● **Stated task 1**
Reproduce the listing line for line, starting at its first line and ending at the line that contains "bar-segment-b-2024-aigc-aqa xyxy=(1515,568,1607,579)".

***** Given passage *****

RE: [perf-discuss] Re: Puzzling scheduler behavior

David McDaniel \(damcdani\) Sun, 11 Sep 2005 15:57:37 -0700

  Thanks for the feedback, Jonathan. I've got it on my todo list to get
those tools and go spelunking a bit. I cant really say that we have a
performance problem, its more along the lines of me trying to use the
greatly improved observability tools in Solaris to get a better
understanding of things. In any case, its pretty much relegated to a
science project right now because we cant ship anything that's not part
of some "official" distribution?


> -----Original Message-----
> From: jonathan chew [mailto:[EMAIL PROTECTED] 
> Sent: Friday, September 09, 2005 6:08 PM
> To: David McDaniel (damcdani)

***** Stored data *****

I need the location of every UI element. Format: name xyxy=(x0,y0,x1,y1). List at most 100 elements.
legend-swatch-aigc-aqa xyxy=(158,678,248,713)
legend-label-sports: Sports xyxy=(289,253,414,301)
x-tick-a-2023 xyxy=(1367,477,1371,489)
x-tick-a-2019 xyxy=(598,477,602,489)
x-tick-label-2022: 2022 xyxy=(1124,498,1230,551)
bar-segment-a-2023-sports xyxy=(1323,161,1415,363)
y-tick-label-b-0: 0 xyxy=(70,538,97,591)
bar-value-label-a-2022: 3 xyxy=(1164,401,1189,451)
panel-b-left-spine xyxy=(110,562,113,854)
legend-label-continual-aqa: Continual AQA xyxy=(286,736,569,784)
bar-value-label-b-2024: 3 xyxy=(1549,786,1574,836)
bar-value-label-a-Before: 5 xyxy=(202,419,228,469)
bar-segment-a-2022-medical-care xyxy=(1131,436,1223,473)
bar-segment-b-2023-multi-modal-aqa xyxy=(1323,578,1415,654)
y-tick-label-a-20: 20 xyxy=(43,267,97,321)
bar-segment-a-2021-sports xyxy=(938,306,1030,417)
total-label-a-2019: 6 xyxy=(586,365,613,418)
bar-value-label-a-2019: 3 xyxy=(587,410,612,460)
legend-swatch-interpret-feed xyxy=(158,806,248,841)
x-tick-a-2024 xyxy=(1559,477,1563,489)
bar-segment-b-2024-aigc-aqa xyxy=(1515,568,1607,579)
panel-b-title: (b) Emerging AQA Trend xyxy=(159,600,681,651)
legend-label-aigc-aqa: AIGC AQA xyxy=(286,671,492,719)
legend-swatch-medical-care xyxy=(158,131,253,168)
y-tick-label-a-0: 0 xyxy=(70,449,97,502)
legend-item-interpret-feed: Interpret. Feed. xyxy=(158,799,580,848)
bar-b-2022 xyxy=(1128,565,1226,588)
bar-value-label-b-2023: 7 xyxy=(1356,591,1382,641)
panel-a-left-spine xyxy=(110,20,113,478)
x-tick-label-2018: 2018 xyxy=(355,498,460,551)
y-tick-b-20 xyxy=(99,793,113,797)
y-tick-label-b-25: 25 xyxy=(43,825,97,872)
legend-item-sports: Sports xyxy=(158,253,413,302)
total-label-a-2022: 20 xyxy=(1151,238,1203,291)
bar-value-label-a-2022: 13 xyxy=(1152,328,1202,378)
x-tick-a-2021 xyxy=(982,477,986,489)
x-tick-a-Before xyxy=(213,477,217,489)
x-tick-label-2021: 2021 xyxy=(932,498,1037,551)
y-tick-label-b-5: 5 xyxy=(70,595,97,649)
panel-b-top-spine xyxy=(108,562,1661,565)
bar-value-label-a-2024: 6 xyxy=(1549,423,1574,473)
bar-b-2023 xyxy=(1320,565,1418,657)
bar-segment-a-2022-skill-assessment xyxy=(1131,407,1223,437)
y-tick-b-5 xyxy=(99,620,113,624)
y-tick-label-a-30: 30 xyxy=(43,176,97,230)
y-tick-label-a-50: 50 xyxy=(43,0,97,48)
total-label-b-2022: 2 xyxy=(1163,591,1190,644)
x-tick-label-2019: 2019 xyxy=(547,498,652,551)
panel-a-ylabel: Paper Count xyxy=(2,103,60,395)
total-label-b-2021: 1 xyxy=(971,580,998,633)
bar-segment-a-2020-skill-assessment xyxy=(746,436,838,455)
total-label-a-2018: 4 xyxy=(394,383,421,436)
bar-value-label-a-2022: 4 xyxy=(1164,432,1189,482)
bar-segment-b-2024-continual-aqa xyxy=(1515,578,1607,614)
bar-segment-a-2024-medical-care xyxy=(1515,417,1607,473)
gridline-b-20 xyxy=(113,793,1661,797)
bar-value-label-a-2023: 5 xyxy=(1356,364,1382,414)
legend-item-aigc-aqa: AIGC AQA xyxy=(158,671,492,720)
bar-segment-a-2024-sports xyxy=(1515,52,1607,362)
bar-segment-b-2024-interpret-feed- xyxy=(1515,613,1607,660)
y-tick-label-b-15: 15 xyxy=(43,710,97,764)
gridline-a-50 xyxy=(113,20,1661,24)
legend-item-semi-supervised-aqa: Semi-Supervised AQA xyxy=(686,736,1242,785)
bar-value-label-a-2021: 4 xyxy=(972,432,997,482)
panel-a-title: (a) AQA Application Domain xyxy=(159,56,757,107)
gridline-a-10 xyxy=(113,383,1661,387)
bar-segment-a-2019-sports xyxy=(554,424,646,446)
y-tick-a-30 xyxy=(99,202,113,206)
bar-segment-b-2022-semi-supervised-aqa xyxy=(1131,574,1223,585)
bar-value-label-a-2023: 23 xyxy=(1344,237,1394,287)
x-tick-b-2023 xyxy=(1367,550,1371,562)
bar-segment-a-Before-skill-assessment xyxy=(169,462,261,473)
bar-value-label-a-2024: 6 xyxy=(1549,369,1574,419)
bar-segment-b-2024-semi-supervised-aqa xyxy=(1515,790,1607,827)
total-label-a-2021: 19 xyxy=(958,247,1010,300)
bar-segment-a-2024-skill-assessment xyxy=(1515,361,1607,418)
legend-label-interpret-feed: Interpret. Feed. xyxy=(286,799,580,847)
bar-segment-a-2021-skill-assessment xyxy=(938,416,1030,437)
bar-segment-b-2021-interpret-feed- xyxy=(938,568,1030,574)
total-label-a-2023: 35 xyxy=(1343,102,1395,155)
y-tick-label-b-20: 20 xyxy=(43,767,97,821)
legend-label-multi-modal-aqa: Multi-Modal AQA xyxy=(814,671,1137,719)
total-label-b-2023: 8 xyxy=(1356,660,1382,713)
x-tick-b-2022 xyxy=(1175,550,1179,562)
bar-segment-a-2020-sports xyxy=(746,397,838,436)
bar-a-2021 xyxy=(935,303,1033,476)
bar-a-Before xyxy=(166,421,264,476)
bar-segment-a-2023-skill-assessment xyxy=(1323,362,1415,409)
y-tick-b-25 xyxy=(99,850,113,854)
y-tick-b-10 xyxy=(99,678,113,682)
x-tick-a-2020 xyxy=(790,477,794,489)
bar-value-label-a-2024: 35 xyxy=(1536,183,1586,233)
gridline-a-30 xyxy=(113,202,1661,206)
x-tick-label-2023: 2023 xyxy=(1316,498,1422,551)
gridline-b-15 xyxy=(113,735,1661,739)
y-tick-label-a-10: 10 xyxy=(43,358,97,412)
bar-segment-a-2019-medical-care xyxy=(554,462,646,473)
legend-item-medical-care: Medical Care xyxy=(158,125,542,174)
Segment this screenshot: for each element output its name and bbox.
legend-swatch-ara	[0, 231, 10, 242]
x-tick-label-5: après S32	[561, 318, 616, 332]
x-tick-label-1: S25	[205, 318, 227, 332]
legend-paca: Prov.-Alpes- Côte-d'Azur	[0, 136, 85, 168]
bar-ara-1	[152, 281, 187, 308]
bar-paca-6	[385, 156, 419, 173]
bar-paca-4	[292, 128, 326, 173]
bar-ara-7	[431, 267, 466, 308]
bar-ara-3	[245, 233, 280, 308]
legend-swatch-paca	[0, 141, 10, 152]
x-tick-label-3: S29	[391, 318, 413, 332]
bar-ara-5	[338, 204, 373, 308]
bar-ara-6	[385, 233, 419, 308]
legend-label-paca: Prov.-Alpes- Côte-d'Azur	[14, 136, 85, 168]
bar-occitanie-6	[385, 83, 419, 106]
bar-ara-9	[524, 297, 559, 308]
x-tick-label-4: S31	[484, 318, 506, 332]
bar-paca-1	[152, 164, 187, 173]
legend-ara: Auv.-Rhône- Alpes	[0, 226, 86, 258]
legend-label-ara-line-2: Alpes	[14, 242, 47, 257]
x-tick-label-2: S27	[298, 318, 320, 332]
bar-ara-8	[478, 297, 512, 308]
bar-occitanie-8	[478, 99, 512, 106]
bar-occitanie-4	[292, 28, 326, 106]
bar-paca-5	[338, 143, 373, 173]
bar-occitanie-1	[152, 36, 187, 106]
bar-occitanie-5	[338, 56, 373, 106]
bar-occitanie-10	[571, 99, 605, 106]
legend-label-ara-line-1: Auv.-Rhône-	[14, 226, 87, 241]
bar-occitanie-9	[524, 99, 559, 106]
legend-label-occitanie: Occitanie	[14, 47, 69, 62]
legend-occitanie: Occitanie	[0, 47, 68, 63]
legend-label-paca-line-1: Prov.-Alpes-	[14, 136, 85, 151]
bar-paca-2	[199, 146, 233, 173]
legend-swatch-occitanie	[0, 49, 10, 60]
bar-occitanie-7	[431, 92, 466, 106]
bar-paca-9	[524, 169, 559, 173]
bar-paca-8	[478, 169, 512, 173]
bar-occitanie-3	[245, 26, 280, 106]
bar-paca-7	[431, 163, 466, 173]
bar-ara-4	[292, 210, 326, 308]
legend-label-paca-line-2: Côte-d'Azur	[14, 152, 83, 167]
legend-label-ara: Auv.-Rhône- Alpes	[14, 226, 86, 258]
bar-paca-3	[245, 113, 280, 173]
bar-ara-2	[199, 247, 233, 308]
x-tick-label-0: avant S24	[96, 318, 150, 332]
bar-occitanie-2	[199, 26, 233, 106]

*****

● **Stated task 2**
Answer these questions about the email:
(a) Whom does the writer thank for the feedback?
(b) Which operating system's observability tools does the writer want to use?
(c) When was the original message sent?

● **Worked answer 1**
I need the location of every UI element. Format: name xyxy=(x0,y0,x1,y1). List at most 100 elements.
legend-swatch-aigc-aqa xyxy=(158,678,248,713)
legend-label-sports: Sports xyxy=(289,253,414,301)
x-tick-a-2023 xyxy=(1367,477,1371,489)
x-tick-a-2019 xyxy=(598,477,602,489)
x-tick-label-2022: 2022 xyxy=(1124,498,1230,551)
bar-segment-a-2023-sports xyxy=(1323,161,1415,363)
y-tick-label-b-0: 0 xyxy=(70,538,97,591)
bar-value-label-a-2022: 3 xyxy=(1164,401,1189,451)
panel-b-left-spine xyxy=(110,562,113,854)
legend-label-continual-aqa: Continual AQA xyxy=(286,736,569,784)
bar-value-label-b-2024: 3 xyxy=(1549,786,1574,836)
bar-value-label-a-Before: 5 xyxy=(202,419,228,469)
bar-segment-a-2022-medical-care xyxy=(1131,436,1223,473)
bar-segment-b-2023-multi-modal-aqa xyxy=(1323,578,1415,654)
y-tick-label-a-20: 20 xyxy=(43,267,97,321)
bar-segment-a-2021-sports xyxy=(938,306,1030,417)
total-label-a-2019: 6 xyxy=(586,365,613,418)
bar-value-label-a-2019: 3 xyxy=(587,410,612,460)
legend-swatch-interpret-feed xyxy=(158,806,248,841)
x-tick-a-2024 xyxy=(1559,477,1563,489)
bar-segment-b-2024-aigc-aqa xyxy=(1515,568,1607,579)

● **Worked answer 2**
(a) Jonathan
(b) Solaris
(c) Friday, September 09, 2005 6:08 PM